-- Begin Given records --
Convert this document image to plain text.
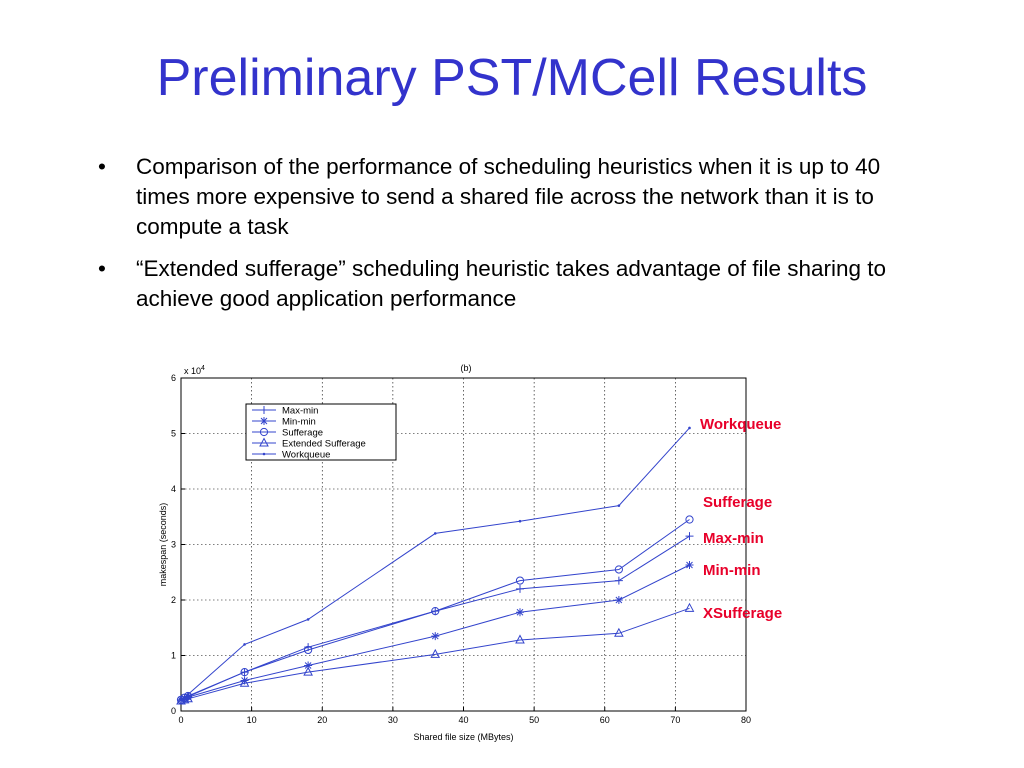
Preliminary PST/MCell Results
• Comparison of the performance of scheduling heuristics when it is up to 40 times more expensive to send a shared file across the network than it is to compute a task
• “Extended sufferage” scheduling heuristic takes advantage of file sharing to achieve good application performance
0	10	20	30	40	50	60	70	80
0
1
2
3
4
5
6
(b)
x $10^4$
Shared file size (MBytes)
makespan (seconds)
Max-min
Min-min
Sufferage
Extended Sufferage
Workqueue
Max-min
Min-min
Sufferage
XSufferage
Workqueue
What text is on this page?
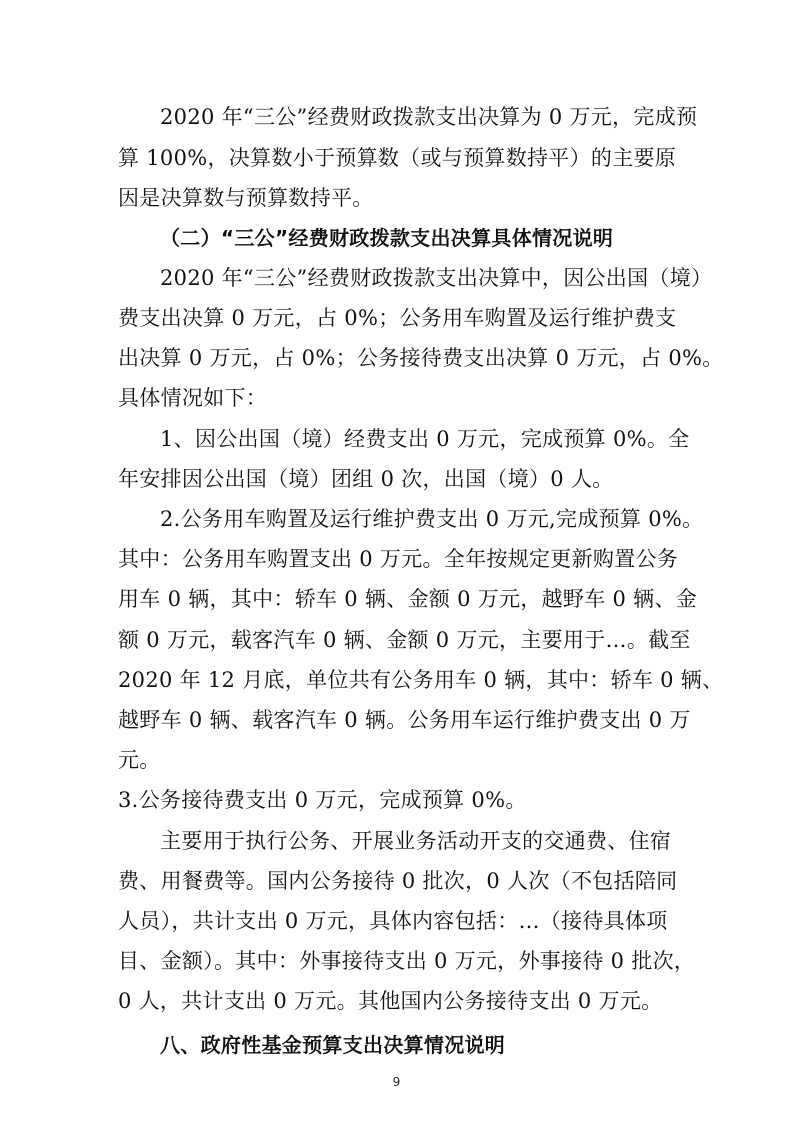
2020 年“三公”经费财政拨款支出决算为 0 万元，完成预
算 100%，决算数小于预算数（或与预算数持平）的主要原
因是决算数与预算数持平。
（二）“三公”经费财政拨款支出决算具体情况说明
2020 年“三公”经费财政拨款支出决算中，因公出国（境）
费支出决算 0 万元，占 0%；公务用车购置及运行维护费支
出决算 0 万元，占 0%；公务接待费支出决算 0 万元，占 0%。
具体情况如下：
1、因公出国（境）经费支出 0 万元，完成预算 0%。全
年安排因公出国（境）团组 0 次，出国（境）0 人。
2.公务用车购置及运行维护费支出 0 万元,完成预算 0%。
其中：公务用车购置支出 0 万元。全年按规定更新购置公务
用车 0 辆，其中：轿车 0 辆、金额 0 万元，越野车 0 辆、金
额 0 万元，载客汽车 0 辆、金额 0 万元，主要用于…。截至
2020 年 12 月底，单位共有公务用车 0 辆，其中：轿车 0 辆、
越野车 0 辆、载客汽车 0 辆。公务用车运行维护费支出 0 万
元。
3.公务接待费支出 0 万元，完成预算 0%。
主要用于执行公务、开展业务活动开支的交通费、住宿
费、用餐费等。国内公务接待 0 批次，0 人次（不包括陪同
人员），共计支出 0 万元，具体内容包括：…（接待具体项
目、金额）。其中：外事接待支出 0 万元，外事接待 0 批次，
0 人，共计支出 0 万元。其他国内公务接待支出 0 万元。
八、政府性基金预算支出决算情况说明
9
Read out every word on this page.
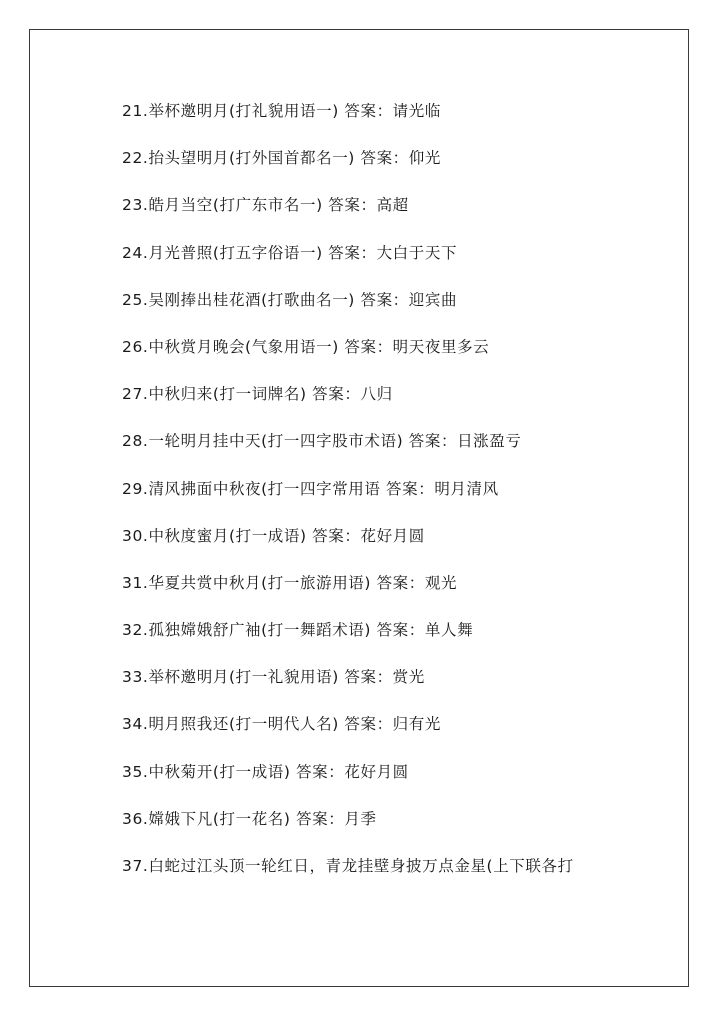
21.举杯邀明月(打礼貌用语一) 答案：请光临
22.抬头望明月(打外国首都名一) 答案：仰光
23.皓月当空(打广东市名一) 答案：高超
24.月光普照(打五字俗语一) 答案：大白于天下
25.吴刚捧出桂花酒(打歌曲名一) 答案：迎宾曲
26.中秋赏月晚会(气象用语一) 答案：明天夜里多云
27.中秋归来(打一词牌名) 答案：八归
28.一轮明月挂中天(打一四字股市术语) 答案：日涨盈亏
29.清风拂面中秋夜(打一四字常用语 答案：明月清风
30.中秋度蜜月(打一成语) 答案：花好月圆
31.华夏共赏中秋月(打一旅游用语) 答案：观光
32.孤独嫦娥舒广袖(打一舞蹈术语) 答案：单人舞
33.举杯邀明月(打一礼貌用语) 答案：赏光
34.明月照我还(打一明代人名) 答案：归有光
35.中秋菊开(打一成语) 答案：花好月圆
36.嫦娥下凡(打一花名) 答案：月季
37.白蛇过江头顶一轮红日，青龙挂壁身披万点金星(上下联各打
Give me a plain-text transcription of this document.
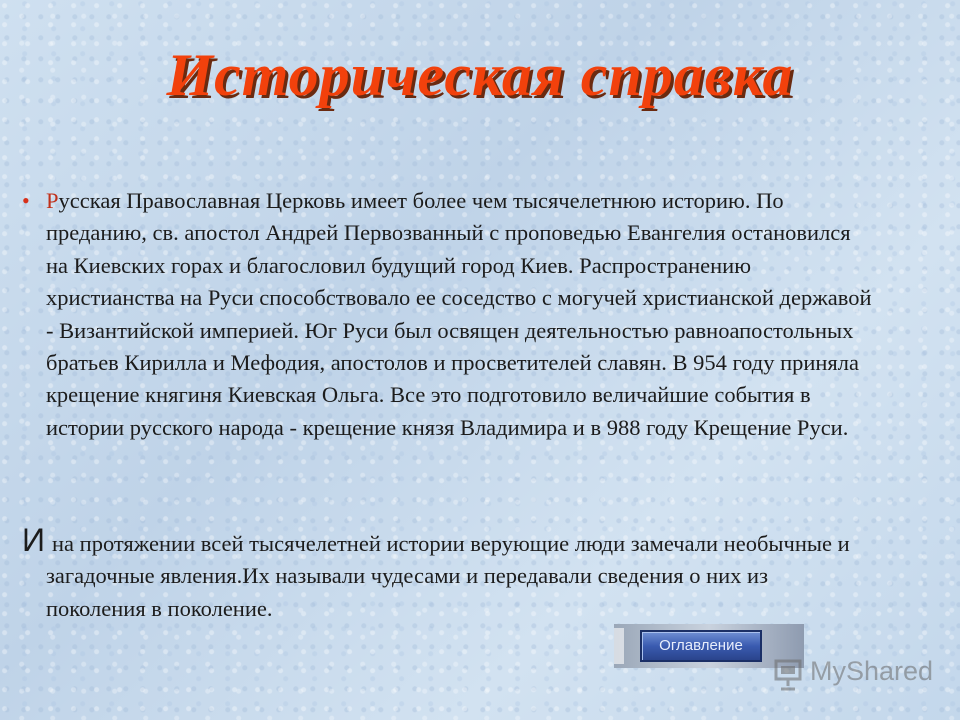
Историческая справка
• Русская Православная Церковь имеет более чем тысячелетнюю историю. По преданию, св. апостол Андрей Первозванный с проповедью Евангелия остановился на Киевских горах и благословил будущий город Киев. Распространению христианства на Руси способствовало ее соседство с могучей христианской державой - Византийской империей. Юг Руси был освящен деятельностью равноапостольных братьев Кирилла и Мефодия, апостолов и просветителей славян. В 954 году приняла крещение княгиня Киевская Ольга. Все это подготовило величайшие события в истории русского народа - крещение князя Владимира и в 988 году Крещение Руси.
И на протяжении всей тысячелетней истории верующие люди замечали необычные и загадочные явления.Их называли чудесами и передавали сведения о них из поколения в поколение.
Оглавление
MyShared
-- End Given records --
▸ Task to carry out: Copy every record character for character. Skip the pictures.

▸ Answer to the exercise:
Convert this document image to plain text.
Preliminary PST/MCell Results
• Comparison of the performance of scheduling heuristics when it is up to 40 times more expensive to send a shared file across the network than it is to compute a task
• “Extended sufferage” scheduling heuristic takes advantage of file sharing to achieve good application performance
0	10	20	30	40	50	60	70	80
0
1
2
3
4
5
6
(b)
x $10^4$
Shared file size (MBytes)
makespan (seconds)
Max-min
Min-min
Sufferage
Extended Sufferage
Workqueue
Max-min
Min-min
Sufferage
XSufferage
Workqueue
What text is on this page?
2020 年“三公”经费财政拨款支出决算为 0 万元，完成预
算 100%，决算数小于预算数（或与预算数持平）的主要原
因是决算数与预算数持平。
（二）“三公”经费财政拨款支出决算具体情况说明
2020 年“三公”经费财政拨款支出决算中，因公出国（境）
费支出决算 0 万元，占 0%；公务用车购置及运行维护费支
出决算 0 万元，占 0%；公务接待费支出决算 0 万元，占 0%。
具体情况如下：
1、因公出国（境）经费支出 0 万元，完成预算 0%。全
年安排因公出国（境）团组 0 次，出国（境）0 人。
2.公务用车购置及运行维护费支出 0 万元,完成预算 0%。
其中：公务用车购置支出 0 万元。全年按规定更新购置公务
用车 0 辆，其中：轿车 0 辆、金额 0 万元，越野车 0 辆、金
额 0 万元，载客汽车 0 辆、金额 0 万元，主要用于…。截至
2020 年 12 月底，单位共有公务用车 0 辆，其中：轿车 0 辆、
越野车 0 辆、载客汽车 0 辆。公务用车运行维护费支出 0 万
元。
3.公务接待费支出 0 万元，完成预算 0%。
主要用于执行公务、开展业务活动开支的交通费、住宿
费、用餐费等。国内公务接待 0 批次，0 人次（不包括陪同
人员），共计支出 0 万元，具体内容包括：…（接待具体项
目、金额）。其中：外事接待支出 0 万元，外事接待 0 批次，
0 人，共计支出 0 万元。其他国内公务接待支出 0 万元。
八、政府性基金预算支出决算情况说明
9
Read out every word on this page.
21.举杯邀明月(打礼貌用语一) 答案：请光临
22.抬头望明月(打外国首都名一) 答案：仰光
23.皓月当空(打广东市名一) 答案：高超
24.月光普照(打五字俗语一) 答案：大白于天下
25.吴刚捧出桂花酒(打歌曲名一) 答案：迎宾曲
26.中秋赏月晚会(气象用语一) 答案：明天夜里多云
27.中秋归来(打一词牌名) 答案：八归
28.一轮明月挂中天(打一四字股市术语) 答案：日涨盈亏
29.清风拂面中秋夜(打一四字常用语 答案：明月清风
30.中秋度蜜月(打一成语) 答案：花好月圆
31.华夏共赏中秋月(打一旅游用语) 答案：观光
32.孤独嫦娥舒广袖(打一舞蹈术语) 答案：单人舞
33.举杯邀明月(打一礼貌用语) 答案：赏光
34.明月照我还(打一明代人名) 答案：归有光
35.中秋菊开(打一成语) 答案：花好月圆
36.嫦娥下凡(打一花名) 答案：月季
37.白蛇过江头顶一轮红日，青龙挂壁身披万点金星(上下联各打
Give me a plain-text transcription of this document.
Историческая справка
• Русская Православная Церковь имеет более чем тысячелетнюю историю. По преданию, св. апостол Андрей Первозванный с проповедью Евангелия остановился на Киевских горах и благословил будущий город Киев. Распространению христианства на Руси способствовало ее соседство с могучей христианской державой - Византийской империей. Юг Руси был освящен деятельностью равноапостольных братьев Кирилла и Мефодия, апостолов и просветителей славян. В 954 году приняла крещение княгиня Киевская Ольга. Все это подготовило величайшие события в истории русского народа - крещение князя Владимира и в 988 году Крещение Руси.
И на протяжении всей тысячелетней истории верующие люди замечали необычные и загадочные явления.Их называли чудесами и передавали сведения о них из поколения в поколение.
Оглавление
MyShared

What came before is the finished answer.